| Written problem |
Every record below is to be retyped exactly.

| Dataset records |

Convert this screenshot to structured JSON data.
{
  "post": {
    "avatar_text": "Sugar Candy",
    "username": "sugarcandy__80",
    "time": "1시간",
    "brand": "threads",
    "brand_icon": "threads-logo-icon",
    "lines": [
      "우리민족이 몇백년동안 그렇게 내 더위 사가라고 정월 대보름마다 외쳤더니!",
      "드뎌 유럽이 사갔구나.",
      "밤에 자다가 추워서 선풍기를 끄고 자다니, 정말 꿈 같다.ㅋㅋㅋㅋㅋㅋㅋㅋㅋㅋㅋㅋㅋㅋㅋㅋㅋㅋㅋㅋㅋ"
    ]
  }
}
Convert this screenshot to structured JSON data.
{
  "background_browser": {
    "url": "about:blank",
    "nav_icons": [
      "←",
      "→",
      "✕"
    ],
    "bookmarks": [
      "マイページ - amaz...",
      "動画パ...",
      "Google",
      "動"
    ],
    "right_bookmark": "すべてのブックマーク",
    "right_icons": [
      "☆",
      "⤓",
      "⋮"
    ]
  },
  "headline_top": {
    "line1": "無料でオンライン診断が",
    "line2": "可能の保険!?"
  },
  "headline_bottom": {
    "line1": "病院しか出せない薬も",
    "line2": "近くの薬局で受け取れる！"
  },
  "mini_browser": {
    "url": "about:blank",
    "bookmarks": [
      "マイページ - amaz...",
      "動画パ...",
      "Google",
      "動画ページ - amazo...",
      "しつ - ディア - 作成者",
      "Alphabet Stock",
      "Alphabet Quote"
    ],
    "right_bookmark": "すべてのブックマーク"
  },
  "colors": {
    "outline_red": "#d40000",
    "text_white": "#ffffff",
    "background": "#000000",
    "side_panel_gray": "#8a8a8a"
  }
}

| Solution |
Convert this screenshot to structured JSON data.
{
  "post": {
    "avatar_text": "Sugar Candy",
    "username": "sugarcandy__80",
    "time": "1시간",
    "brand": "threads",
    "brand_icon": "threads-logo-icon",
    "lines": [
      "우리민족이 몇백년동안 그렇게 내 더위 사가라고 정월 대보름마다 외쳤더니!",
      "드뎌 유럽이 사갔구나.",
      "밤에 자다가 추워서 선풍기를 끄고 자다니, 정말 꿈 같다.ㅋㅋㅋㅋㅋㅋㅋㅋㅋㅋㅋㅋㅋㅋㅋㅋㅋㅋㅋㅋㅋ"
    ]
  }
}
Convert this screenshot to structured JSON data.
{
  "background_browser": {
    "url": "about:blank",
    "nav_icons": [
      "←",
      "→",
      "✕"
    ],
    "bookmarks": [
      "マイページ - amaz...",
      "動画パ...",
      "Google",
      "動"
    ],
    "right_bookmark": "すべてのブックマーク",
    "right_icons": [
      "☆",
      "⤓",
      "⋮"
    ]
  },
  "headline_top": {
    "line1": "無料でオンライン診断が",
    "line2": "可能の保険!?"
  },
  "headline_bottom": {
    "line1": "病院しか出せない薬も",
    "line2": "近くの薬局で受け取れる！"
  },
  "mini_browser": {
    "url": "about:blank",
    "bookmarks": [
      "マイページ - amaz...",
      "動画パ...",
      "Google",
      "動画ページ - amazo...",
      "しつ - ディア - 作成者",
      "Alphabet Stock",
      "Alphabet Quote"
    ],
    "right_bookmark": "すべてのブックマーク"
  },
  "colors": {
    "outline_red": "#d40000",
    "text_white": "#ffffff",
    "background": "#000000",
    "side_panel_gray": "#8a8a8a"
  }
}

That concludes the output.